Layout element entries
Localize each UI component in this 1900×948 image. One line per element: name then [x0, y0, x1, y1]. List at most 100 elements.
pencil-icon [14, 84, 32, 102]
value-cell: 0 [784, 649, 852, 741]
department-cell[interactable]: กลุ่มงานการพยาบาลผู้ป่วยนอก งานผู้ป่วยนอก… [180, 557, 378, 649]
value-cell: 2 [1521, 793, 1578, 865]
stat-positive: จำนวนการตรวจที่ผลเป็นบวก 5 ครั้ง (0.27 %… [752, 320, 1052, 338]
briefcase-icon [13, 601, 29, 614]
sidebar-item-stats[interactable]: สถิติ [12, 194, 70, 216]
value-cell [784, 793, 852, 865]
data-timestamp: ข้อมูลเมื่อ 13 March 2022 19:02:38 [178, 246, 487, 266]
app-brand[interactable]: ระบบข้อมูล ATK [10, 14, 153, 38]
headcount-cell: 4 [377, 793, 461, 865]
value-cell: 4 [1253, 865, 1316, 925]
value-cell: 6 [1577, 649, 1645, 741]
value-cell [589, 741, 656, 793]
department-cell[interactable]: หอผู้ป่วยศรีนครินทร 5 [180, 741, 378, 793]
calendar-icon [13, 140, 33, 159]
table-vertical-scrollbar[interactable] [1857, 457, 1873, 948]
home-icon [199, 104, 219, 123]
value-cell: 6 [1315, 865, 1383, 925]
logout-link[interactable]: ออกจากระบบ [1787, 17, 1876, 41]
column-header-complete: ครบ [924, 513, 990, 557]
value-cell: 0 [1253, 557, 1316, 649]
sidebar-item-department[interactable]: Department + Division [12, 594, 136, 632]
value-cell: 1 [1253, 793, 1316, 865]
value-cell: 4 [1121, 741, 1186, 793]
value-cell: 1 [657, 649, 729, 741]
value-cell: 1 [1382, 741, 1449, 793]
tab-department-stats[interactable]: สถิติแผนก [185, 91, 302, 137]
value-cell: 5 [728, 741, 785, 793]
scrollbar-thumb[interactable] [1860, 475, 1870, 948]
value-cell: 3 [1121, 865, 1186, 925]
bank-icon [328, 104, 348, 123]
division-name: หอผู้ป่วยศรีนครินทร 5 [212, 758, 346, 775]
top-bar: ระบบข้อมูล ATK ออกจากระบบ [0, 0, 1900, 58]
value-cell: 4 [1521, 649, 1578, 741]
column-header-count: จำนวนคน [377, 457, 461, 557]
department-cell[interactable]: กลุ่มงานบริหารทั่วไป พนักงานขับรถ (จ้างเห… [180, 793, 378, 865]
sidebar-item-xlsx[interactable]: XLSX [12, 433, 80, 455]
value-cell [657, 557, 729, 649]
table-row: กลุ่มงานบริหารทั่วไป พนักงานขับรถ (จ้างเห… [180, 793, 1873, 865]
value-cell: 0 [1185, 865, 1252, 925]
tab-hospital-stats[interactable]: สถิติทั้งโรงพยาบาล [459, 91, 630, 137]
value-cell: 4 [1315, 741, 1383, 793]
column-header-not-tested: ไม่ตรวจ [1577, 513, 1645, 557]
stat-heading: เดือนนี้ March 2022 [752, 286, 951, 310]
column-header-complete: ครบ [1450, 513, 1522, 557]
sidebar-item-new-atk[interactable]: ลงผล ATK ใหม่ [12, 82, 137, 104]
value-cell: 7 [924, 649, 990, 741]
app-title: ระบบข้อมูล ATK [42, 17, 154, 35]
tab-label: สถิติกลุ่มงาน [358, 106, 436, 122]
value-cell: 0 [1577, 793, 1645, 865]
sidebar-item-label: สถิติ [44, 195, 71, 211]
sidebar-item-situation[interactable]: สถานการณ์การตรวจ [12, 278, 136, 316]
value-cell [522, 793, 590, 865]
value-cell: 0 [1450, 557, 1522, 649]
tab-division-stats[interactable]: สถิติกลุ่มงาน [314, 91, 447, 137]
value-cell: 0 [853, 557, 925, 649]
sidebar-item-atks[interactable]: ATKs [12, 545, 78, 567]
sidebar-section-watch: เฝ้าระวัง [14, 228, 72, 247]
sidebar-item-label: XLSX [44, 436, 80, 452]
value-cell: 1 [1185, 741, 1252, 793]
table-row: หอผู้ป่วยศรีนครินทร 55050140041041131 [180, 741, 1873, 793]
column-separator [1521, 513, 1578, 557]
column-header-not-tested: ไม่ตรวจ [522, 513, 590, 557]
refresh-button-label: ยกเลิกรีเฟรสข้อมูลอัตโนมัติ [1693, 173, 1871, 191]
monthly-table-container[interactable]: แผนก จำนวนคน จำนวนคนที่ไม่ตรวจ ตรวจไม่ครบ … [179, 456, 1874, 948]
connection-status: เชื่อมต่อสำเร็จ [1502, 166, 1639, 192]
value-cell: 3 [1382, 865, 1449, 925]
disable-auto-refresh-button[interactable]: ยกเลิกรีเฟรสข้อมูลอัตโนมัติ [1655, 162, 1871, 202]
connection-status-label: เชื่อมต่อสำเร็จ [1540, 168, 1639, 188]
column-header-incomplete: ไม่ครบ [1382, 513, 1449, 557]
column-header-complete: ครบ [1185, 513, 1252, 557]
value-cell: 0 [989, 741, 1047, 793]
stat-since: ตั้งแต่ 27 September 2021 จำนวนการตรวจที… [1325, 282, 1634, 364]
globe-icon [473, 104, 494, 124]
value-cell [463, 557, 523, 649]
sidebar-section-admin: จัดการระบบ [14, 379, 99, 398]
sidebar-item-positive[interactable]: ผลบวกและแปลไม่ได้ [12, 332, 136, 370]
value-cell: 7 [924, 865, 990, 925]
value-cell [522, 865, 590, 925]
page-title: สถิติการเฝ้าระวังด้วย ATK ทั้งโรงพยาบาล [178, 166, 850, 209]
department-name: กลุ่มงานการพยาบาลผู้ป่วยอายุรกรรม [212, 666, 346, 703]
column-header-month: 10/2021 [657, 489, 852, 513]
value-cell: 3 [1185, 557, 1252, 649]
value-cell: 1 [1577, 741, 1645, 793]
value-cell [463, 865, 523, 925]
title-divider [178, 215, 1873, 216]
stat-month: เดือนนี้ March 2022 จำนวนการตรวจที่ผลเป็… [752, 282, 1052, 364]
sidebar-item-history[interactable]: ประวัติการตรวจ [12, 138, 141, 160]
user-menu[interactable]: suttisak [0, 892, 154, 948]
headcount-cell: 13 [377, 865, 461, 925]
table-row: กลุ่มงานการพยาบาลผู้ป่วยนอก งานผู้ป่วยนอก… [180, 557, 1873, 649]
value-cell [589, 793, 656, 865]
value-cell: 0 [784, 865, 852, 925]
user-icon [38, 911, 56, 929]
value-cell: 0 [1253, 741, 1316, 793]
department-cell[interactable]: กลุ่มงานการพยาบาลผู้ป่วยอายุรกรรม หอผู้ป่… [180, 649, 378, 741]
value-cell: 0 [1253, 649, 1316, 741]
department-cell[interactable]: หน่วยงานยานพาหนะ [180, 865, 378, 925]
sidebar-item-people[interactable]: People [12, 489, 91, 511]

§ AIM OF THE EXERCISE: Copy the entries word for word, from the very first line through the line that contains "stat-positive: จำนวนการตรวจที่ผลเป็นบวก 5".

§ SOLUTION:
Localize each UI component in this 1900×948 image. One line per element: name then [x0, y0, x1, y1]. List at most 100 elements.
pencil-icon [14, 84, 32, 102]
value-cell: 0 [784, 649, 852, 741]
department-cell[interactable]: กลุ่มงานการพยาบาลผู้ป่วยนอก งานผู้ป่วยนอก… [180, 557, 378, 649]
value-cell: 2 [1521, 793, 1578, 865]
stat-positive: จำนวนการตรวจที่ผลเป็นบวก 5 ครั้ง (0.27 %… [752, 320, 1052, 338]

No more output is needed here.